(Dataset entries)
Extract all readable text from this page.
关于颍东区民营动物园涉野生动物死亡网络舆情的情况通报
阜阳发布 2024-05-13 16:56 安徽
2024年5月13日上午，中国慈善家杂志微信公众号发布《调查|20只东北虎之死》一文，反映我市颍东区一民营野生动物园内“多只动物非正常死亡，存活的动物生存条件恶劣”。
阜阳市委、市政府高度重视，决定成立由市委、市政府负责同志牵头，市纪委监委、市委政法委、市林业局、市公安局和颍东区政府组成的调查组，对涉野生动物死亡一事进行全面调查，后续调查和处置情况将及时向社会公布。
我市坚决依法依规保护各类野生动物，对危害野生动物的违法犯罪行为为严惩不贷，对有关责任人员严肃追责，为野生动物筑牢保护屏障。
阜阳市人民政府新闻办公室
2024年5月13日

■ **Task to complete**
Repeat the records above exactly.

■ **Reply**
Extract all readable text from this page.
关于颍东区民营动物园涉野生动物死亡网络舆情的情况通报
阜阳发布 2024-05-13 16:56 安徽
2024年5月13日上午，中国慈善家杂志微信公众号发布《调查|20只东北虎之死》一文，反映我市颍东区一民营野生动物园内“多只动物非正常死亡，存活的动物生存条件恶劣”。
阜阳市委、市政府高度重视，决定成立由市委、市政府负责同志牵头，市纪委监委、市委政法委、市林业局、市公安局和颍东区政府组成的调查组，对涉野生动物死亡一事进行全面调查，后续调查和处置情况将及时向社会公布。
我市坚决依法依规保护各类野生动物，对危害野生动物的违法犯罪行为为严惩不贷，对有关责任人员严肃追责，为野生动物筑牢保护屏障。
阜阳市人民政府新闻办公室
2024年5月13日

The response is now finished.